* Aim: Would you copy out the whole listing exactly as given?
--- Start of Task inputs ---
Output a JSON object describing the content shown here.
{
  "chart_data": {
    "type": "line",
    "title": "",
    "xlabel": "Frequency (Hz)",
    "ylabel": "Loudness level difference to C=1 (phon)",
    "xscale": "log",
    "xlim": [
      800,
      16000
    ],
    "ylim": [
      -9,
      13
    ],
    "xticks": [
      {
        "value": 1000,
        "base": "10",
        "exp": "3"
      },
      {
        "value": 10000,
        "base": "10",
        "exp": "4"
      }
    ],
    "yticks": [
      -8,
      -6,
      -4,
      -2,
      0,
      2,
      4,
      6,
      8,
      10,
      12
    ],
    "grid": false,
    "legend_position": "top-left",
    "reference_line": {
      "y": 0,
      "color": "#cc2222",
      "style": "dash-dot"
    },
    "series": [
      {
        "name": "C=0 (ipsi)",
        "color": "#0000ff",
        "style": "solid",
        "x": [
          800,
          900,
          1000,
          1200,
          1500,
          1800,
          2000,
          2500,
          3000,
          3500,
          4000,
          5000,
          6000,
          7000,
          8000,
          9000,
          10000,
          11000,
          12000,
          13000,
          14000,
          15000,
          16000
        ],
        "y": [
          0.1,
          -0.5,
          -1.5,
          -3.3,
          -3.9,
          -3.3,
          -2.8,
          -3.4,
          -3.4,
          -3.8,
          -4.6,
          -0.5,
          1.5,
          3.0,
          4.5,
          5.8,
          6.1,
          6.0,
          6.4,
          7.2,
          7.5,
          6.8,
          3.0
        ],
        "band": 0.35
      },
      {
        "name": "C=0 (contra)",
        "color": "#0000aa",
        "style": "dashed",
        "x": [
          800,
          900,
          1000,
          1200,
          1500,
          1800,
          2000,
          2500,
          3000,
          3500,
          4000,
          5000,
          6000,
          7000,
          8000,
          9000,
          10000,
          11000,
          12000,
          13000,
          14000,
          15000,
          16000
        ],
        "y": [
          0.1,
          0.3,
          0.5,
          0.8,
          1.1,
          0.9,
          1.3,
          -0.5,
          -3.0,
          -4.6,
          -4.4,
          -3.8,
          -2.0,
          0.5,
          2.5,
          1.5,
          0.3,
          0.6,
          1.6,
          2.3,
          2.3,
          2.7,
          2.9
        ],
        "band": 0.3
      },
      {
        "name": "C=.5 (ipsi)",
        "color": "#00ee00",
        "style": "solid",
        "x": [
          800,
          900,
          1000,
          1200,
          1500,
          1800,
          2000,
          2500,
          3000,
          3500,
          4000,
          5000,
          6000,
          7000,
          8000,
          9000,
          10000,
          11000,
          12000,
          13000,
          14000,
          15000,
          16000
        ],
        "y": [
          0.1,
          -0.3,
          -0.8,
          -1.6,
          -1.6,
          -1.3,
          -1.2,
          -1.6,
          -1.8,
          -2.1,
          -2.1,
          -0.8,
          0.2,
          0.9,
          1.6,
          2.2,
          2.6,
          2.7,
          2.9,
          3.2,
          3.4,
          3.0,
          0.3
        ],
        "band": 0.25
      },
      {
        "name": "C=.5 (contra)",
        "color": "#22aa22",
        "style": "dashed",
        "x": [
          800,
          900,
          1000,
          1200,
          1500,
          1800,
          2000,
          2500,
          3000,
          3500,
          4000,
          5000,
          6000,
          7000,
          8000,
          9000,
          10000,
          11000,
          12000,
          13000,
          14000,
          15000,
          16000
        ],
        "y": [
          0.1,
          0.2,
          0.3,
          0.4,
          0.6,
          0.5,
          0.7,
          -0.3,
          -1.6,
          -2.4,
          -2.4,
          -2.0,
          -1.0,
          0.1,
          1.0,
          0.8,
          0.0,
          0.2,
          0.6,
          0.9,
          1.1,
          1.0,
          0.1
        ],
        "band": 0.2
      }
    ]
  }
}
--- End of Task inputs ---
* Correct answer:
Output a JSON object describing the content shown here.
{
  "chart_data": {
    "type": "line",
    "title": "",
    "xlabel": "Frequency (Hz)",
    "ylabel": "Loudness level difference to C=1 (phon)",
    "xscale": "log",
    "xlim": [
      800,
      16000
    ],
    "ylim": [
      -9,
      13
    ],
    "xticks": [
      {
        "value": 1000,
        "base": "10",
        "exp": "3"
      },
      {
        "value": 10000,
        "base": "10",
        "exp": "4"
      }
    ],
    "yticks": [
      -8,
      -6,
      -4,
      -2,
      0,
      2,
      4,
      6,
      8,
      10,
      12
    ],
    "grid": false,
    "legend_position": "top-left",
    "reference_line": {
      "y": 0,
      "color": "#cc2222",
      "style": "dash-dot"
    },
    "series": [
      {
        "name": "C=0 (ipsi)",
        "color": "#0000ff",
        "style": "solid",
        "x": [
          800,
          900,
          1000,
          1200,
          1500,
          1800,
          2000,
          2500,
          3000,
          3500,
          4000,
          5000,
          6000,
          7000,
          8000,
          9000,
          10000,
          11000,
          12000,
          13000,
          14000,
          15000,
          16000
        ],
        "y": [
          0.1,
          -0.5,
          -1.5,
          -3.3,
          -3.9,
          -3.3,
          -2.8,
          -3.4,
          -3.4,
          -3.8,
          -4.6,
          -0.5,
          1.5,
          3.0,
          4.5,
          5.8,
          6.1,
          6.0,
          6.4,
          7.2,
          7.5,
          6.8,
          3.0
        ],
        "band": 0.35
      },
      {
        "name": "C=0 (contra)",
        "color": "#0000aa",
        "style": "dashed",
        "x": [
          800,
          900,
          1000,
          1200,
          1500,
          1800,
          2000,
          2500,
          3000,
          3500,
          4000,
          5000,
          6000,
          7000,
          8000,
          9000,
          10000,
          11000,
          12000,
          13000,
          14000,
          15000,
          16000
        ],
        "y": [
          0.1,
          0.3,
          0.5,
          0.8,
          1.1,
          0.9,
          1.3,
          -0.5,
          -3.0,
          -4.6,
          -4.4,
          -3.8,
          -2.0,
          0.5,
          2.5,
          1.5,
          0.3,
          0.6,
          1.6,
          2.3,
          2.3,
          2.7,
          2.9
        ],
        "band": 0.3
      },
      {
        "name": "C=.5 (ipsi)",
        "color": "#00ee00",
        "style": "solid",
        "x": [
          800,
          900,
          1000,
          1200,
          1500,
          1800,
          2000,
          2500,
          3000,
          3500,
          4000,
          5000,
          6000,
          7000,
          8000,
          9000,
          10000,
          11000,
          12000,
          13000,
          14000,
          15000,
          16000
        ],
        "y": [
          0.1,
          -0.3,
          -0.8,
          -1.6,
          -1.6,
          -1.3,
          -1.2,
          -1.6,
          -1.8,
          -2.1,
          -2.1,
          -0.8,
          0.2,
          0.9,
          1.6,
          2.2,
          2.6,
          2.7,
          2.9,
          3.2,
          3.4,
          3.0,
          0.3
        ],
        "band": 0.25
      },
      {
        "name": "C=.5 (contra)",
        "color": "#22aa22",
        "style": "dashed",
        "x": [
          800,
          900,
          1000,
          1200,
          1500,
          1800,
          2000,
          2500,
          3000,
          3500,
          4000,
          5000,
          6000,
          7000,
          8000,
          9000,
          10000,
          11000,
          12000,
          13000,
          14000,
          15000,
          16000
        ],
        "y": [
          0.1,
          0.2,
          0.3,
          0.4,
          0.6,
          0.5,
          0.7,
          -0.3,
          -1.6,
          -2.4,
          -2.4,
          -2.0,
          -1.0,
          0.1,
          1.0,
          0.8,
          0.0,
          0.2,
          0.6,
          0.9,
          1.1,
          1.0,
          0.1
        ],
        "band": 0.2
      }
    ]
  }
}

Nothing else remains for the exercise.